= Task prompt =
Check each line for the string "valley" and give only the count of lines that have it.
***
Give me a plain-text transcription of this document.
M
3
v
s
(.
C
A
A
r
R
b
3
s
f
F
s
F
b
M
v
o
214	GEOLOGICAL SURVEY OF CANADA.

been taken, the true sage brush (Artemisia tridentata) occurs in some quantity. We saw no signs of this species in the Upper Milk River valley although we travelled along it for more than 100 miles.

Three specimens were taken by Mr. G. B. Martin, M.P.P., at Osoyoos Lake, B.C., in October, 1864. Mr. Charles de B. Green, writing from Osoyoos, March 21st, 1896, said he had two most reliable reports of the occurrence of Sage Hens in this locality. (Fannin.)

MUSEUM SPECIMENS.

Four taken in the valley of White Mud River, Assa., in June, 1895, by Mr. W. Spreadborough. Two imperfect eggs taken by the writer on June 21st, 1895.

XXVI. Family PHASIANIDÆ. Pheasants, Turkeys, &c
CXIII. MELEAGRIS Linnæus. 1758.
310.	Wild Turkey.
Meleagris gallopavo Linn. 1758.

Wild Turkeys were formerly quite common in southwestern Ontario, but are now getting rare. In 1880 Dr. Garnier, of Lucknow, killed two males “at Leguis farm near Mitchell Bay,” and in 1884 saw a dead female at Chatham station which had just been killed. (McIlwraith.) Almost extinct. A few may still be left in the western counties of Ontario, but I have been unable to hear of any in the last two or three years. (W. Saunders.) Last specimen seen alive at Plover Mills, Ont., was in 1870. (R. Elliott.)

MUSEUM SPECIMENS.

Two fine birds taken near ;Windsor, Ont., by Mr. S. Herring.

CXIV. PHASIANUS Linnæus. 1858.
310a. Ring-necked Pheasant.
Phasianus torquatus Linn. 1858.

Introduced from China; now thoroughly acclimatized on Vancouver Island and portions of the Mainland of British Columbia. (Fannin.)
***
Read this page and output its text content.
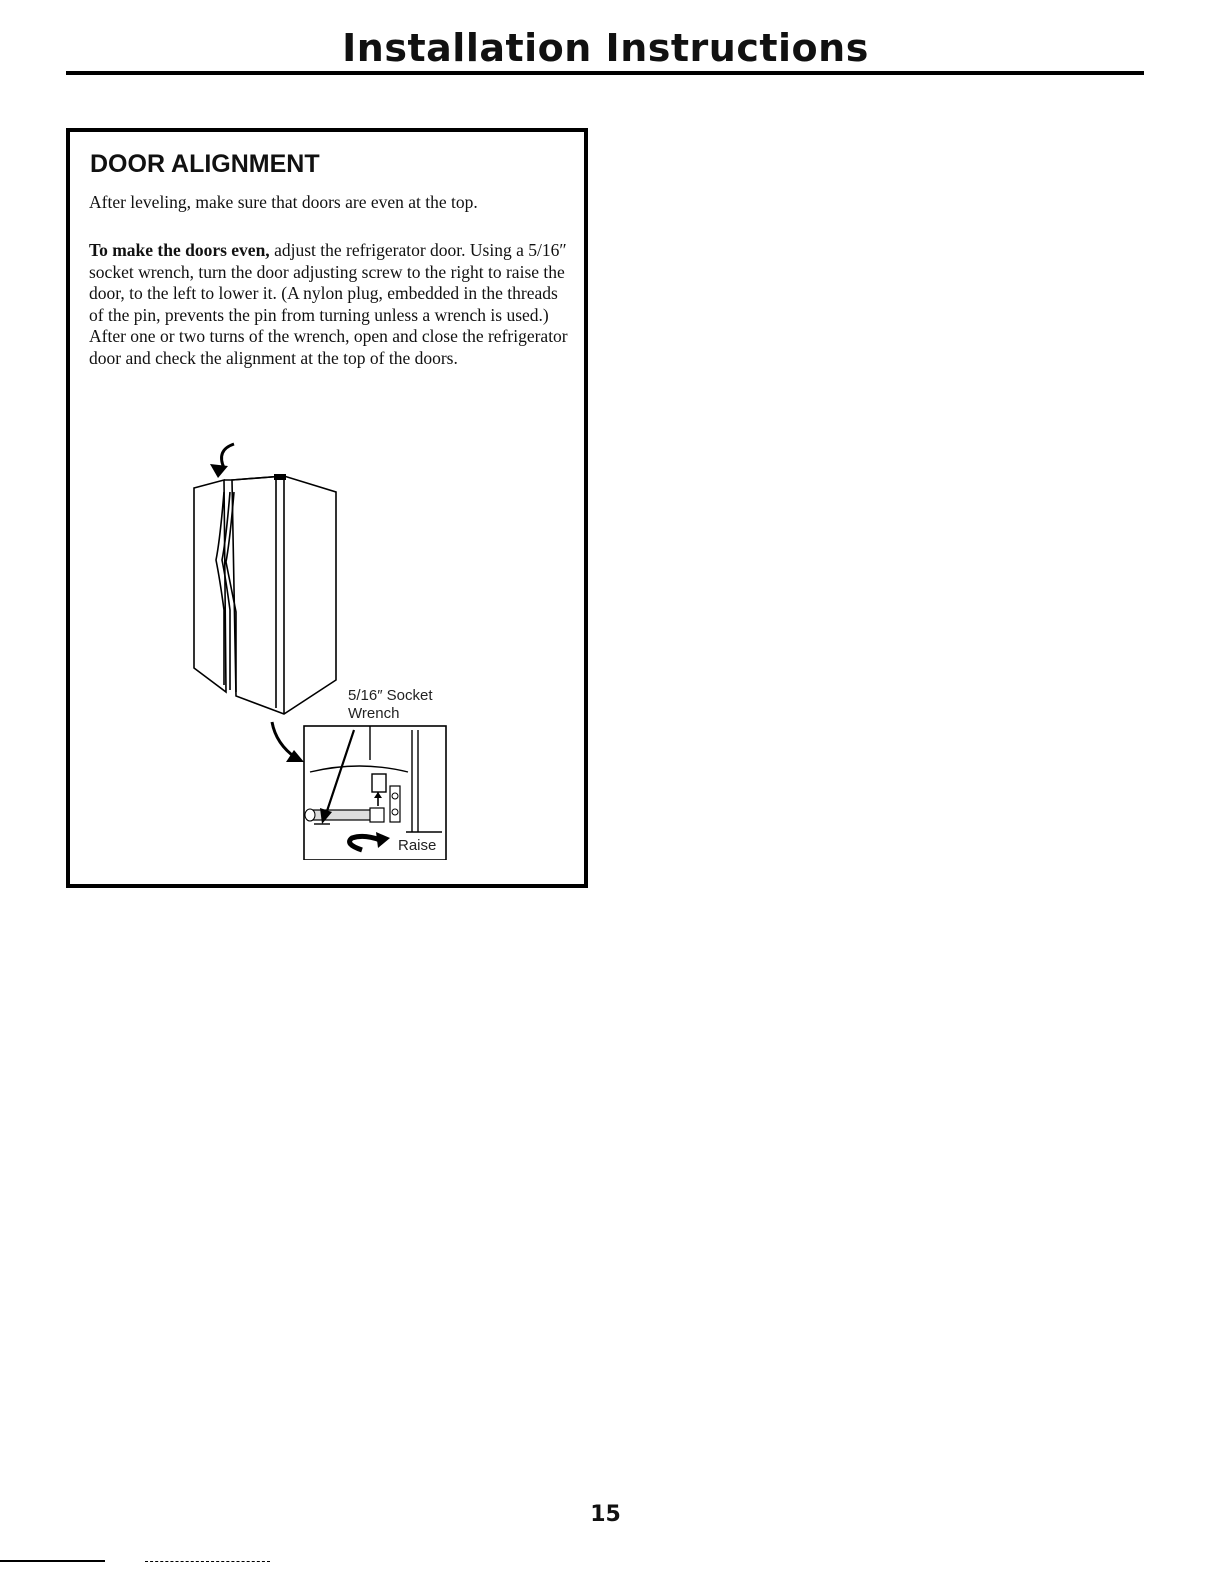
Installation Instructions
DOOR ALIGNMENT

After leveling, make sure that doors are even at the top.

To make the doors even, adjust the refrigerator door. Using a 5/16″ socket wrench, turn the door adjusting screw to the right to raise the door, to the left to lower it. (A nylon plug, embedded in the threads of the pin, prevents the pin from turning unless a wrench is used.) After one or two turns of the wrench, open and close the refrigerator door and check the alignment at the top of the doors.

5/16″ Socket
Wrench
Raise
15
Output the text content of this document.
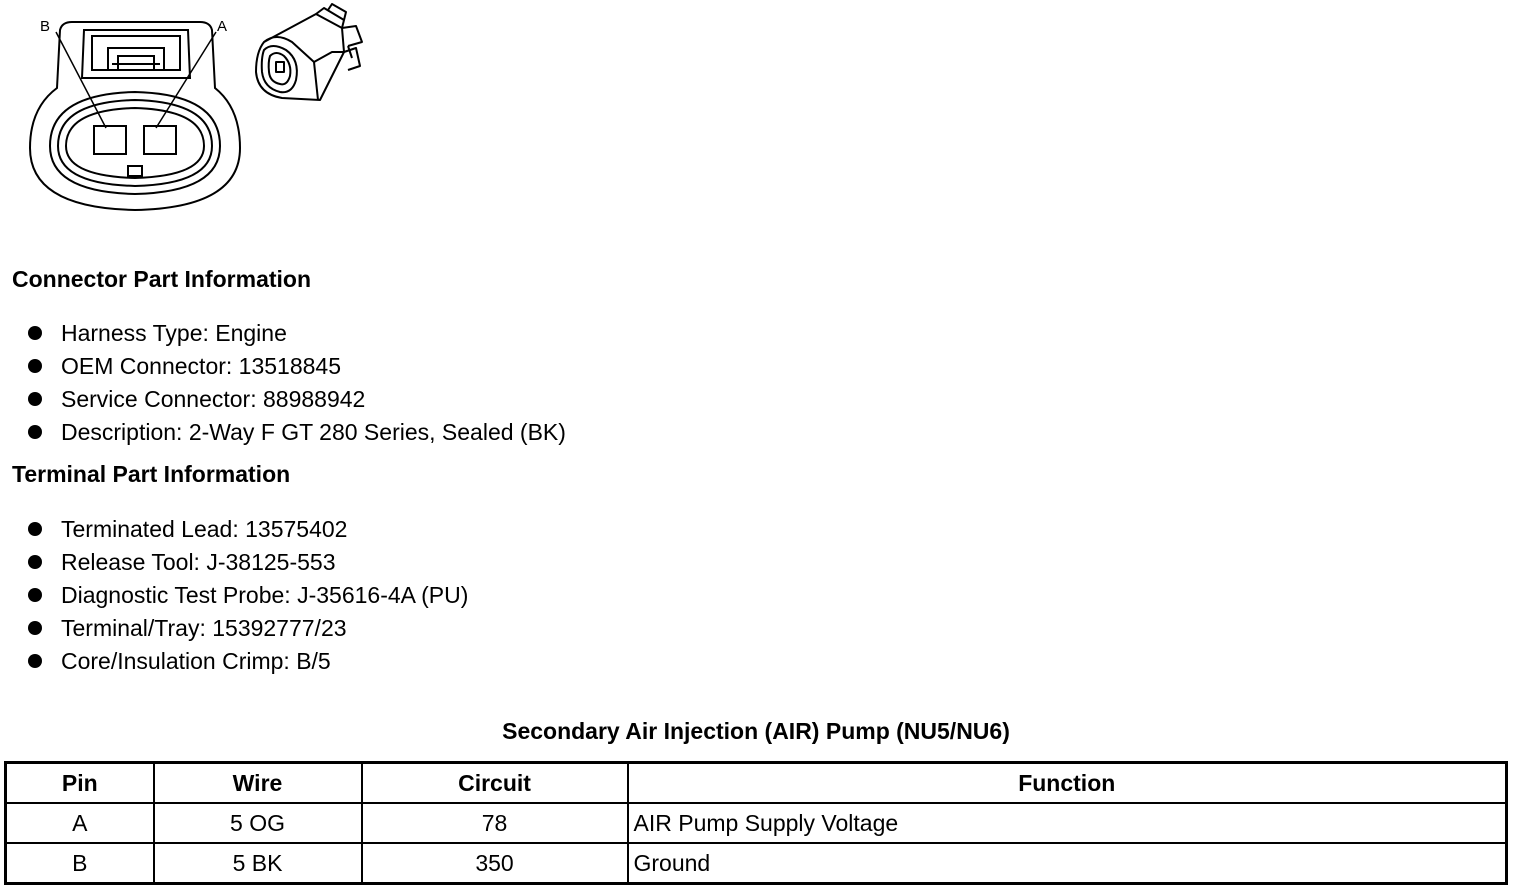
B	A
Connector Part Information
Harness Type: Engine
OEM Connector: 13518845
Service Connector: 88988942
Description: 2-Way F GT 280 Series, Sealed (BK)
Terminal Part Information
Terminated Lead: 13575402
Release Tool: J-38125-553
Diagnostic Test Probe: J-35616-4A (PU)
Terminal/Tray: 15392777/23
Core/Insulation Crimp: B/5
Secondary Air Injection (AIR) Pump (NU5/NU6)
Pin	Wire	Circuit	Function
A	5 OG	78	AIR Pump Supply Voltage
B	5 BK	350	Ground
***
= Written reply =
2